■ Tasks to complete ■
a – Duplicate the part of the global warming passage that opens with the words containing "When the challenge" and closes with "scientifically verifiable truth.".
b – Answer these questions about the global warming passage:
(i) What two kinds of questions does the passage say the issues of anthropogenic global warming are not?
(ii) What possible exception is named to global warming being more perilous than previous dangers?
(iii) According to the passage, whom does the need to appreciate the matter confront?

■ Extract to read ■
================

When the challenge is overwhelmingly deadly, when it requires us to dispense with our political small mindedness, when it calls for putting aside international hegemonic jockeying, when it entails understanding or at least trusting the most powerful tools we have, we foolishly make both the methods and the possible solutions of science into a political issue. Whether there is anthropogenic global warming and, if so, what drives it, and what might impede it are neither political nor religious questions. They are questions of facts—not alternative facts, not wishes, not hoaxes, but scientifically verifiable truth.

With the possible exception of nuclear winter, the matter of global warming is more perilous for human existence than previous dangers we have faced. Clearly, the need to appreciate the matter and to mobilize whatever genius we can bring to bear confronts us as a species. But the simple division of labor in doing that seems so far to have escaped vast portions of our bodies politic, from citizens with only rudimentary grasp of world climate to political leaders blind to the existential gravity of planetary warming.

================

■ Collected material ■
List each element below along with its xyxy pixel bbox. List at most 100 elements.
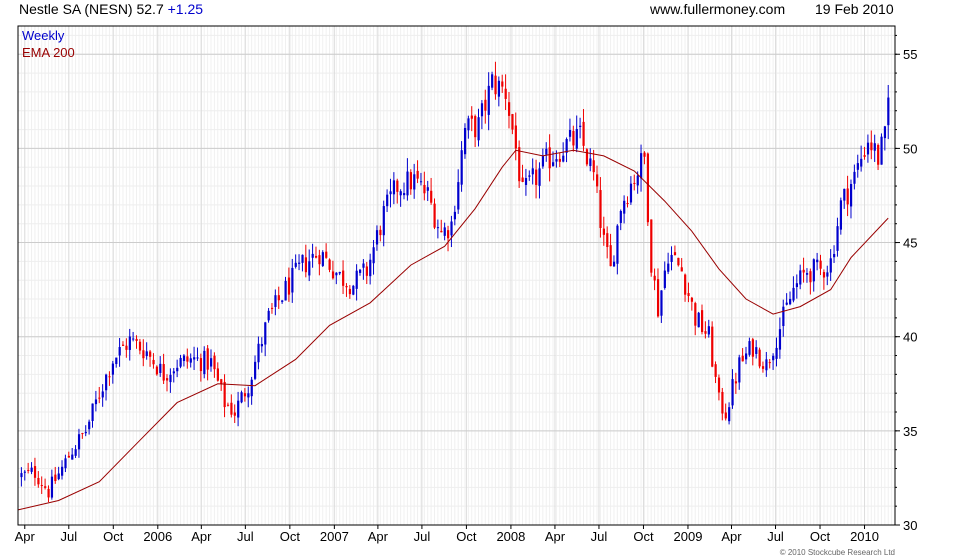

================

■ Answer set ■
a –
When the challenge is overwhelmingly deadly, when it requires us to dispense with our political small mindedness, when it calls for putting aside international hegemonic jockeying, when it entails understanding or at least trusting the most powerful tools we have, we foolishly make both the methods and the possible solutions of science into a political issue. Whether there is anthropogenic global warming and, if so, what drives it, and what might impede it are neither political nor religious questions. They are questions of facts—not alternative facts, not wishes, not hoaxes, but scientifically verifiable truth.

b –
(i) Political and religious questions.
(ii) Nuclear winter.
(iii) Us as a species.